| Required work |
Word for word, restate every line of the listing that follows.

| Data shown |
+ + + + + + +

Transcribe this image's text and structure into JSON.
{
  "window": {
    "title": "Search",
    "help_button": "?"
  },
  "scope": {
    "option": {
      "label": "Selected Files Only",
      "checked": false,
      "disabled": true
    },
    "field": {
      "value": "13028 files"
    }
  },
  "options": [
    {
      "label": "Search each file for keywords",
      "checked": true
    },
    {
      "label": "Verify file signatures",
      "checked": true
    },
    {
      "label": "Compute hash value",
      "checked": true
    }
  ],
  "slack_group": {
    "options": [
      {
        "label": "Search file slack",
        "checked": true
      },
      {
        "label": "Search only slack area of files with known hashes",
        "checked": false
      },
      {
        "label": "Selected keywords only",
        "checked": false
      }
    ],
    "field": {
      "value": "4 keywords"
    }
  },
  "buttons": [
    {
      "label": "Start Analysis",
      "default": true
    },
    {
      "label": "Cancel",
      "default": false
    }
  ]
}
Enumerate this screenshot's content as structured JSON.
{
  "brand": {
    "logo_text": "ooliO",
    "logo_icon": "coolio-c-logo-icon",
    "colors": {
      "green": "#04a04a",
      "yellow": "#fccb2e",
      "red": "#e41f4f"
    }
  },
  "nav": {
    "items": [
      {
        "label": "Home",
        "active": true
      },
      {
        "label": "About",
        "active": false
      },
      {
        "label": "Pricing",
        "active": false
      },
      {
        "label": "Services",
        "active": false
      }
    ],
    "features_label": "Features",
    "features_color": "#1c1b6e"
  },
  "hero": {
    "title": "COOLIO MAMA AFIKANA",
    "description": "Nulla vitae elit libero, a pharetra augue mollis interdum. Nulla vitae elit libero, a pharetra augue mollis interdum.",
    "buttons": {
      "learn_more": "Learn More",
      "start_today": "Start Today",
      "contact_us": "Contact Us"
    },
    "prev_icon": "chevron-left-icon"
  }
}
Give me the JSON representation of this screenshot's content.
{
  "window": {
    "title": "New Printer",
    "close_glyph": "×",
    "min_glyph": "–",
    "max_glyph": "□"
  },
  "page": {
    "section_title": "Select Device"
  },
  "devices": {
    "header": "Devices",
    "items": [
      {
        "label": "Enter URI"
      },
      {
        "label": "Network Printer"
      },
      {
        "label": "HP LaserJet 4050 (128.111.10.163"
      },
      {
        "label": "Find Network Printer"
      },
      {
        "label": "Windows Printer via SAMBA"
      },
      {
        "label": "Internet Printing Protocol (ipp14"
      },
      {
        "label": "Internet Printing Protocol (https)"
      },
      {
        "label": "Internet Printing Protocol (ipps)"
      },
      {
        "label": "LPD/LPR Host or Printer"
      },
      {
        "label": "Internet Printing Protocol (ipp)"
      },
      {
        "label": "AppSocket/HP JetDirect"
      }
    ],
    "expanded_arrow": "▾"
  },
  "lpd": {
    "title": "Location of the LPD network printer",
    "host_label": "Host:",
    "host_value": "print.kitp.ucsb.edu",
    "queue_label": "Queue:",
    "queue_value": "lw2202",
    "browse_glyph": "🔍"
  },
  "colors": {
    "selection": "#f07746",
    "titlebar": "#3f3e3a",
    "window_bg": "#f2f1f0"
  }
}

+ + + + + + +

| Final result |
Transcribe this image's text and structure into JSON.
{
  "window": {
    "title": "Search",
    "help_button": "?"
  },
  "scope": {
    "option": {
      "label": "Selected Files Only",
      "checked": false,
      "disabled": true
    },
    "field": {
      "value": "13028 files"
    }
  },
  "options": [
    {
      "label": "Search each file for keywords",
      "checked": true
    },
    {
      "label": "Verify file signatures",
      "checked": true
    },
    {
      "label": "Compute hash value",
      "checked": true
    }
  ],
  "slack_group": {
    "options": [
      {
        "label": "Search file slack",
        "checked": true
      },
      {
        "label": "Search only slack area of files with known hashes",
        "checked": false
      },
      {
        "label": "Selected keywords only",
        "checked": false
      }
    ],
    "field": {
      "value": "4 keywords"
    }
  },
  "buttons": [
    {
      "label": "Start Analysis",
      "default": true
    },
    {
      "label": "Cancel",
      "default": false
    }
  ]
}
Enumerate this screenshot's content as structured JSON.
{
  "brand": {
    "logo_text": "ooliO",
    "logo_icon": "coolio-c-logo-icon",
    "colors": {
      "green": "#04a04a",
      "yellow": "#fccb2e",
      "red": "#e41f4f"
    }
  },
  "nav": {
    "items": [
      {
        "label": "Home",
        "active": true
      },
      {
        "label": "About",
        "active": false
      },
      {
        "label": "Pricing",
        "active": false
      },
      {
        "label": "Services",
        "active": false
      }
    ],
    "features_label": "Features",
    "features_color": "#1c1b6e"
  },
  "hero": {
    "title": "COOLIO MAMA AFIKANA",
    "description": "Nulla vitae elit libero, a pharetra augue mollis interdum. Nulla vitae elit libero, a pharetra augue mollis interdum.",
    "buttons": {
      "learn_more": "Learn More",
      "start_today": "Start Today",
      "contact_us": "Contact Us"
    },
    "prev_icon": "chevron-left-icon"
  }
}
Give me the JSON representation of this screenshot's content.
{
  "window": {
    "title": "New Printer",
    "close_glyph": "×",
    "min_glyph": "–",
    "max_glyph": "□"
  },
  "page": {
    "section_title": "Select Device"
  },
  "devices": {
    "header": "Devices",
    "items": [
      {
        "label": "Enter URI"
      },
      {
        "label": "Network Printer"
      },
      {
        "label": "HP LaserJet 4050 (128.111.10.163"
      },
      {
        "label": "Find Network Printer"
      },
      {
        "label": "Windows Printer via SAMBA"
      },
      {
        "label": "Internet Printing Protocol (ipp14"
      },
      {
        "label": "Internet Printing Protocol (https)"
      },
      {
        "label": "Internet Printing Protocol (ipps)"
      },
      {
        "label": "LPD/LPR Host or Printer"
      },
      {
        "label": "Internet Printing Protocol (ipp)"
      },
      {
        "label": "AppSocket/HP JetDirect"
      }
    ],
    "expanded_arrow": "▾"
  },
  "lpd": {
    "title": "Location of the LPD network printer",
    "host_label": "Host:",
    "host_value": "print.kitp.ucsb.edu",
    "queue_label": "Queue:",
    "queue_value": "lw2202",
    "browse_glyph": "🔍"
  },
  "colors": {
    "selection": "#f07746",
    "titlebar": "#3f3e3a",
    "window_bg": "#f2f1f0"
  }
}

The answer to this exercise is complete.